• EXERCISES TO COMPLETE
1 – Answer these questions about the Silent Hill forum thread, one line each:
(a) According to the opening line, how many interpretations of the story are there?
(b) What does ico say makes the game worth trying?
(c) What resolution does Ethan_Hunt get after hex editing the exe?
2 – Resume the Silent Hill forum thread by writing the next post after Ethan_Hunt's comment about the PC controls.

• TEXT SECTION
There are 7 interpretations of the story, may be more. It's a whole new world !


----------



## vamsi_krishna (Feb 18, 2011)

KaranTh85 said:


> @Silent Hill 2


----------



## asingh (Feb 18, 2011)

Is it worth trying this game, being such an old release...?


----------



## ico (Feb 18, 2011)

asingh said:


> Is it worth trying this game, being such an old release...?


yup, great story and characters.


----------



## JojoTheDragon (Feb 18, 2011)

I didn't understand SH : H story.


----------



## Faun (Feb 18, 2011)

^^What part you didn't understand ?


----------



## Ethan_Hunt (Feb 18, 2011)

The controls feel a bit awkward on the PC. I somehow managed to get 1920x1080 after hex editing the exe and got the 360 controller to work with it somehow. Didn't venture much further into the game though.

• RECORD EXTRACTS

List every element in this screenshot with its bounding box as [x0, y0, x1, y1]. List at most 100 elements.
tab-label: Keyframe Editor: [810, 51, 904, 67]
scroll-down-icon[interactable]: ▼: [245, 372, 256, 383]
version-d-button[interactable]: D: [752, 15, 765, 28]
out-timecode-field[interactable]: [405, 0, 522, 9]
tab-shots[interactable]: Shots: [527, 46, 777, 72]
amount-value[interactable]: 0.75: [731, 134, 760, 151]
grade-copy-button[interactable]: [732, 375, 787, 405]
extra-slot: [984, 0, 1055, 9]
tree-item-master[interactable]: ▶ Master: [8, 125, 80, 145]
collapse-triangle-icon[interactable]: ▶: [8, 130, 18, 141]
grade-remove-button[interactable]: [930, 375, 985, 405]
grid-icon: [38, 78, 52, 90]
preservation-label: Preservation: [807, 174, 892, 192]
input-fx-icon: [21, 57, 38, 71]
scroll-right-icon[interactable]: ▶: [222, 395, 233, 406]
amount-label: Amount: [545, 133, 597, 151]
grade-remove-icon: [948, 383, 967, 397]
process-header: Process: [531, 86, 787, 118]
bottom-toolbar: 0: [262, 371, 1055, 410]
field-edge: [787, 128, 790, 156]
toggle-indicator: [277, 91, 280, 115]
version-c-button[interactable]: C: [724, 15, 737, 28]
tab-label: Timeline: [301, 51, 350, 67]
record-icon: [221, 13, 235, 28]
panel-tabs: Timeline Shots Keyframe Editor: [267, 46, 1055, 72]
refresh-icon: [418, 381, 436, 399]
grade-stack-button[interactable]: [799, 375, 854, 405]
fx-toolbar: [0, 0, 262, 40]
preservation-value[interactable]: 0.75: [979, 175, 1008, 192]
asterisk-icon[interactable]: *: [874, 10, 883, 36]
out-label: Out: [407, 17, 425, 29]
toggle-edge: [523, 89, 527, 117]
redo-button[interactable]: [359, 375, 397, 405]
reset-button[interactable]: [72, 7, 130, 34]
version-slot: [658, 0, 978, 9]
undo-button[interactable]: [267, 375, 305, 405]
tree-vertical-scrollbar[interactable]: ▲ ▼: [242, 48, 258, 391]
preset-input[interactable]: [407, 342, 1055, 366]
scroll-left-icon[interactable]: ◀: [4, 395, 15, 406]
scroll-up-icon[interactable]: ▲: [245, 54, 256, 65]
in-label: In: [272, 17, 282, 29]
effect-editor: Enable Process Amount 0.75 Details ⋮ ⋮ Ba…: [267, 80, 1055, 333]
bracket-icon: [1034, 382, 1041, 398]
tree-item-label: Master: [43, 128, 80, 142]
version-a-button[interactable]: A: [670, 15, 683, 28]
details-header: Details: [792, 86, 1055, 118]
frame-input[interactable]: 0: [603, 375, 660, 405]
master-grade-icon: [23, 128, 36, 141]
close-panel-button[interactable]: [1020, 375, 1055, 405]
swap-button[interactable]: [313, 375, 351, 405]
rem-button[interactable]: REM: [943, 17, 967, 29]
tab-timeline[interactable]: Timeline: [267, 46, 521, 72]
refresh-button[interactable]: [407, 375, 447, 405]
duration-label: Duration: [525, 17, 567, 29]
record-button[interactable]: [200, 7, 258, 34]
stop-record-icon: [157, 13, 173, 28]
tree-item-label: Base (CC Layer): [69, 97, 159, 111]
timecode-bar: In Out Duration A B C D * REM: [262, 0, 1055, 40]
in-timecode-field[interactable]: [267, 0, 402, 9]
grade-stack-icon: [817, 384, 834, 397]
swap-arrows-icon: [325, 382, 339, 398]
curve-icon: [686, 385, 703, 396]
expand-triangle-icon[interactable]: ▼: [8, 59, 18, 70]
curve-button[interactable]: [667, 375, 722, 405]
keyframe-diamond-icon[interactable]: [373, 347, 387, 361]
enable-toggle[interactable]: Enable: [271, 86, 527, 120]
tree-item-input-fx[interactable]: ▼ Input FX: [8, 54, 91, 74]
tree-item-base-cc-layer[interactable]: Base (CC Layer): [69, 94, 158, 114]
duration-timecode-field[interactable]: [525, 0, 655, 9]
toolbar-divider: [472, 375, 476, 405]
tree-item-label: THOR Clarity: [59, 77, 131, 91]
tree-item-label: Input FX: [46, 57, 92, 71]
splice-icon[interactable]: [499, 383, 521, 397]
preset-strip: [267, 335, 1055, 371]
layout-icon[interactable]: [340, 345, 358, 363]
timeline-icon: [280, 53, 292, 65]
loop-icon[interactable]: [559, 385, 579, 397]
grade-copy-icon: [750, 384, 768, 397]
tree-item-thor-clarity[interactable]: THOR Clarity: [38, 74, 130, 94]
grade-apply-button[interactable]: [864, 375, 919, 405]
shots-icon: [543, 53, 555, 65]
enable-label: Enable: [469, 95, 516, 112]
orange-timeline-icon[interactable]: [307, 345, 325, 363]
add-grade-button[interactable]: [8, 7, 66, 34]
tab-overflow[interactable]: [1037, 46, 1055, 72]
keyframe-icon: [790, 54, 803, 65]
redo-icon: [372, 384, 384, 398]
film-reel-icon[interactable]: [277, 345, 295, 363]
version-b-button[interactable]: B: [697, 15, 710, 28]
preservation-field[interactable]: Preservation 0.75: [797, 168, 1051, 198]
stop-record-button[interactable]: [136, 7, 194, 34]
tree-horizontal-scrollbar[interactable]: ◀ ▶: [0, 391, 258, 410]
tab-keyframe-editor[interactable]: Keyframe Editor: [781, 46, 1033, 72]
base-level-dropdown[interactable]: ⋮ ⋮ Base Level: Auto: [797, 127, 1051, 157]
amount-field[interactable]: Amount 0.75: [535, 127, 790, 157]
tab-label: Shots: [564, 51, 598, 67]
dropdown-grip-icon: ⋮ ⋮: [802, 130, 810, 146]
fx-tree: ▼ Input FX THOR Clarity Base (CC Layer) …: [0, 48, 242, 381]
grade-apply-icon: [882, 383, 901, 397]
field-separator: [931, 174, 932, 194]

• RESULTS FOR EACH TASK
1 –
(a) Seven, and possibly more.
(b) Its great story and characters.
(c) 1920x1080.

2 –
----------



## topgear (Feb 19, 2011)

I'm playing it with a PS2 ( Clone ) like controller and the I've no prob in controlling the the character though I've to manually reconfigure some buttons.



KaranTh85 said:


> @Silent Hill 2: have u finished SH2?



Nope not yet. Played upto the part when James found two coins.



asingh said:


> Is it worth trying this game, being such an old release...?



Just give it a try - if you like survival horror game with a great story you would love this one.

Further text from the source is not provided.